## [Item position rows]
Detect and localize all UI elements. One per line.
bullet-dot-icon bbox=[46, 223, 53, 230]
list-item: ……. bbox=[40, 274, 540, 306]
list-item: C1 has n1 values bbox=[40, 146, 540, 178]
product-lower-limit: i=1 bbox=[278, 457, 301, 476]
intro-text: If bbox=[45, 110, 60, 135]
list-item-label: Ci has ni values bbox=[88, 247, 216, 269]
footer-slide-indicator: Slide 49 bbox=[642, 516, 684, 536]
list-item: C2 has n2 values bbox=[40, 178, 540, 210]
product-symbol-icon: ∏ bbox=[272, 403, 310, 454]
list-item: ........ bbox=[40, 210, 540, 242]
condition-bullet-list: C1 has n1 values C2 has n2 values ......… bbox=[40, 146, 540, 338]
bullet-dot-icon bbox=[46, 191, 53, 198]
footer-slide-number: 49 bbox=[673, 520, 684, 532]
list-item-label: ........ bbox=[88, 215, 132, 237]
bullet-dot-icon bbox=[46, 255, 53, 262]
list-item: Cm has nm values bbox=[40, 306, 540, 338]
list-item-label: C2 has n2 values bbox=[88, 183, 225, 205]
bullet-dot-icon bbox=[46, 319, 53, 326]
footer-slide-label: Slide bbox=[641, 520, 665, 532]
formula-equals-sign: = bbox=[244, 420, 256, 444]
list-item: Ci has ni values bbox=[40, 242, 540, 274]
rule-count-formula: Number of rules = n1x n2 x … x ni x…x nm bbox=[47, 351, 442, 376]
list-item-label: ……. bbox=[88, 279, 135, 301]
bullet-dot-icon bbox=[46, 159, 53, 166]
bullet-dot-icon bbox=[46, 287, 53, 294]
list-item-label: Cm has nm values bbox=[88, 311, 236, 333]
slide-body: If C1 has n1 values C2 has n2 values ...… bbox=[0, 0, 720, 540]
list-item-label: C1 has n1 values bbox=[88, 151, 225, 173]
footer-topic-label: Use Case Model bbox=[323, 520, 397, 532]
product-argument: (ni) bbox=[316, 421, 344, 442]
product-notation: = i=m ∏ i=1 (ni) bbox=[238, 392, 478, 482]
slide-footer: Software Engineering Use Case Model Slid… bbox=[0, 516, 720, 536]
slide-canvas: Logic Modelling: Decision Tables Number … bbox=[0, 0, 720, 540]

## [SET PROBLEM]
Collect every row above that contains the string "label" and copy each of those rows in full.

## [RESPONSE TO THIS EXERCISE]
list-item-label: Ci has ni values bbox=[88, 247, 216, 269]
list-item-label: ........ bbox=[88, 215, 132, 237]
list-item-label: C2 has n2 values bbox=[88, 183, 225, 205]
footer-slide-label: Slide bbox=[641, 520, 665, 532]
list-item-label: ……. bbox=[88, 279, 135, 301]
list-item-label: Cm has nm values bbox=[88, 311, 236, 333]
list-item-label: C1 has n1 values bbox=[88, 151, 225, 173]
footer-topic-label: Use Case Model bbox=[323, 520, 397, 532]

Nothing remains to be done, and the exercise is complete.